§ **Collected data entries**:
>> Begin

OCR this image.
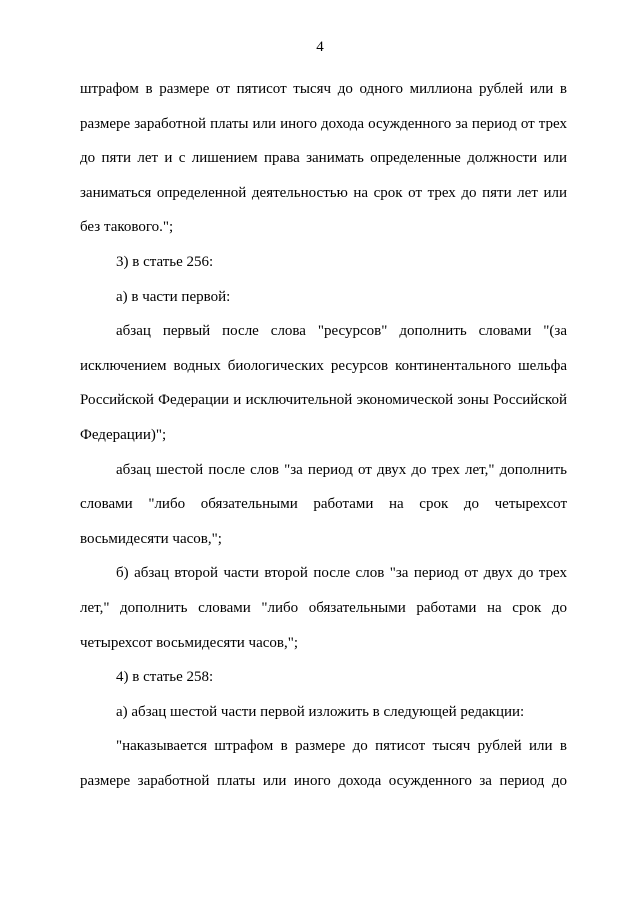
4
штрафом в размере от пятисот тысяч до одного миллиона рублей или в
размере заработной платы или иного дохода осужденного за период от трех
до пяти лет и с лишением права занимать определенные должности или
заниматься определенной деятельностью на срок от трех до пяти лет или
без такового.";
3) в статье 256:
а) в части первой:
абзац первый после слова "ресурсов" дополнить словами "(за
исключением водных биологических ресурсов континентального шельфа
Российской Федерации и исключительной экономической зоны Российской
Федерации)";
абзац шестой после слов "за период от двух до трех лет," дополнить
словами "либо обязательными работами на срок до четырехсот
восьмидесяти часов,";
б) абзац второй части второй после слов "за период от двух до трех
лет," дополнить словами "либо обязательными работами на срок до
четырехсот восьмидесяти часов,";
4) в статье 258:
а) абзац шестой части первой изложить в следующей редакции:
"наказывается штрафом в размере до пятисот тысяч рублей или в
размере заработной платы или иного дохода осужденного за период до
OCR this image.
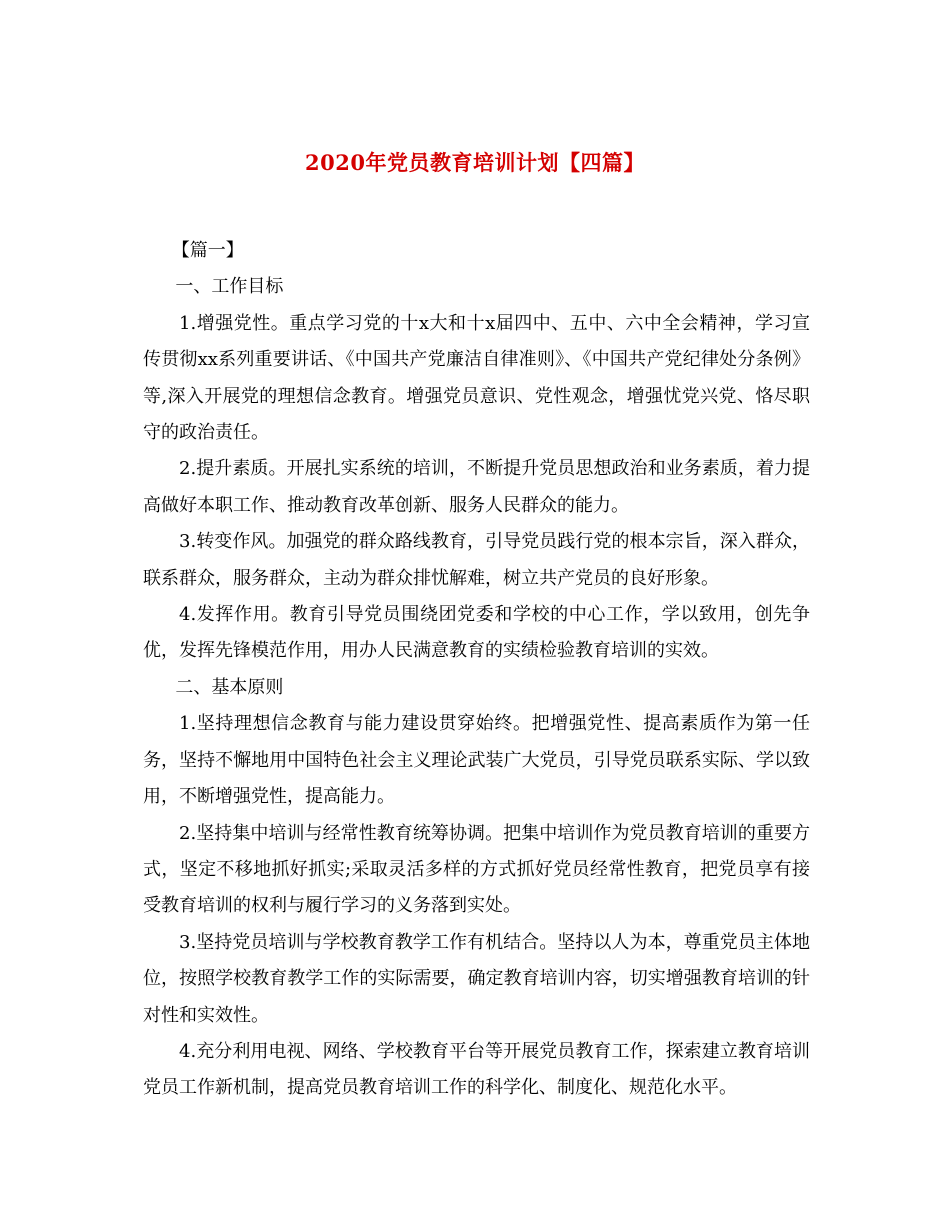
2020年党员教育培训计划【四篇】

【篇一】

一、工作目标

1.增强党性。重点学习党的十x大和十x届四中、五中、六中全会精神，学习宣传贯彻xx系列重要讲话、《中国共产党廉洁自律准则》、《中国共产党纪律处分条例》等,深入开展党的理想信念教育。增强党员意识、党性观念，增强忧党兴党、恪尽职守的政治责任。

2.提升素质。开展扎实系统的培训，不断提升党员思想政治和业务素质，着力提高做好本职工作、推动教育改革创新、服务人民群众的能力。

3.转变作风。加强党的群众路线教育，引导党员践行党的根本宗旨，深入群众，联系群众，服务群众，主动为群众排忧解难，树立共产党员的良好形象。

4.发挥作用。教育引导党员围绕团党委和学校的中心工作，学以致用，创先争优，发挥先锋模范作用，用办人民满意教育的实绩检验教育培训的实效。

二、基本原则

1.坚持理想信念教育与能力建设贯穿始终。把增强党性、提高素质作为第一任务，坚持不懈地用中国特色社会主义理论武装广大党员，引导党员联系实际、学以致用，不断增强党性，提高能力。

2.坚持集中培训与经常性教育统筹协调。把集中培训作为党员教育培训的重要方式，坚定不移地抓好抓实;采取灵活多样的方式抓好党员经常性教育，把党员享有接受教育培训的权利与履行学习的义务落到实处。

3.坚持党员培训与学校教育教学工作有机结合。坚持以人为本，尊重党员主体地位，按照学校教育教学工作的实际需要，确定教育培训内容，切实增强教育培训的针对性和实效性。

4.充分利用电视、网络、学校教育平台等开展党员教育工作，探索建立教育培训党员工作新机制，提高党员教育培训工作的科学化、制度化、规范化水平。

>> End

§ **REQUIREMENT**: Omit pictures; set down the rest of the material word for word.

§ **RESULT OF THE EXERCISE**:
OCR this image.
4
штрафом в размере от пятисот тысяч до одного миллиона рублей или в
размере заработной платы или иного дохода осужденного за период от трех
до пяти лет и с лишением права занимать определенные должности или
заниматься определенной деятельностью на срок от трех до пяти лет или
без такового.";
3) в статье 256:
а) в части первой:
абзац первый после слова "ресурсов" дополнить словами "(за
исключением водных биологических ресурсов континентального шельфа
Российской Федерации и исключительной экономической зоны Российской
Федерации)";
абзац шестой после слов "за период от двух до трех лет," дополнить
словами "либо обязательными работами на срок до четырехсот
восьмидесяти часов,";
б) абзац второй части второй после слов "за период от двух до трех
лет," дополнить словами "либо обязательными работами на срок до
четырехсот восьмидесяти часов,";
4) в статье 258:
а) абзац шестой части первой изложить в следующей редакции:
"наказывается штрафом в размере до пятисот тысяч рублей или в
размере заработной платы или иного дохода осужденного за период до
OCR this image.
2020年党员教育培训计划【四篇】

【篇一】

一、工作目标

1.增强党性。重点学习党的十x大和十x届四中、五中、六中全会精神，学习宣传贯彻xx系列重要讲话、《中国共产党廉洁自律准则》、《中国共产党纪律处分条例》等,深入开展党的理想信念教育。增强党员意识、党性观念，增强忧党兴党、恪尽职守的政治责任。

2.提升素质。开展扎实系统的培训，不断提升党员思想政治和业务素质，着力提高做好本职工作、推动教育改革创新、服务人民群众的能力。

3.转变作风。加强党的群众路线教育，引导党员践行党的根本宗旨，深入群众，联系群众，服务群众，主动为群众排忧解难，树立共产党员的良好形象。

4.发挥作用。教育引导党员围绕团党委和学校的中心工作，学以致用，创先争优，发挥先锋模范作用，用办人民满意教育的实绩检验教育培训的实效。

二、基本原则

1.坚持理想信念教育与能力建设贯穿始终。把增强党性、提高素质作为第一任务，坚持不懈地用中国特色社会主义理论武装广大党员，引导党员联系实际、学以致用，不断增强党性，提高能力。

2.坚持集中培训与经常性教育统筹协调。把集中培训作为党员教育培训的重要方式，坚定不移地抓好抓实;采取灵活多样的方式抓好党员经常性教育，把党员享有接受教育培训的权利与履行学习的义务落到实处。

3.坚持党员培训与学校教育教学工作有机结合。坚持以人为本，尊重党员主体地位，按照学校教育教学工作的实际需要，确定教育培训内容，切实增强教育培训的针对性和实效性。

4.充分利用电视、网络、学校教育平台等开展党员教育工作，探索建立教育培训党员工作新机制，提高党员教育培训工作的科学化、制度化、规范化水平。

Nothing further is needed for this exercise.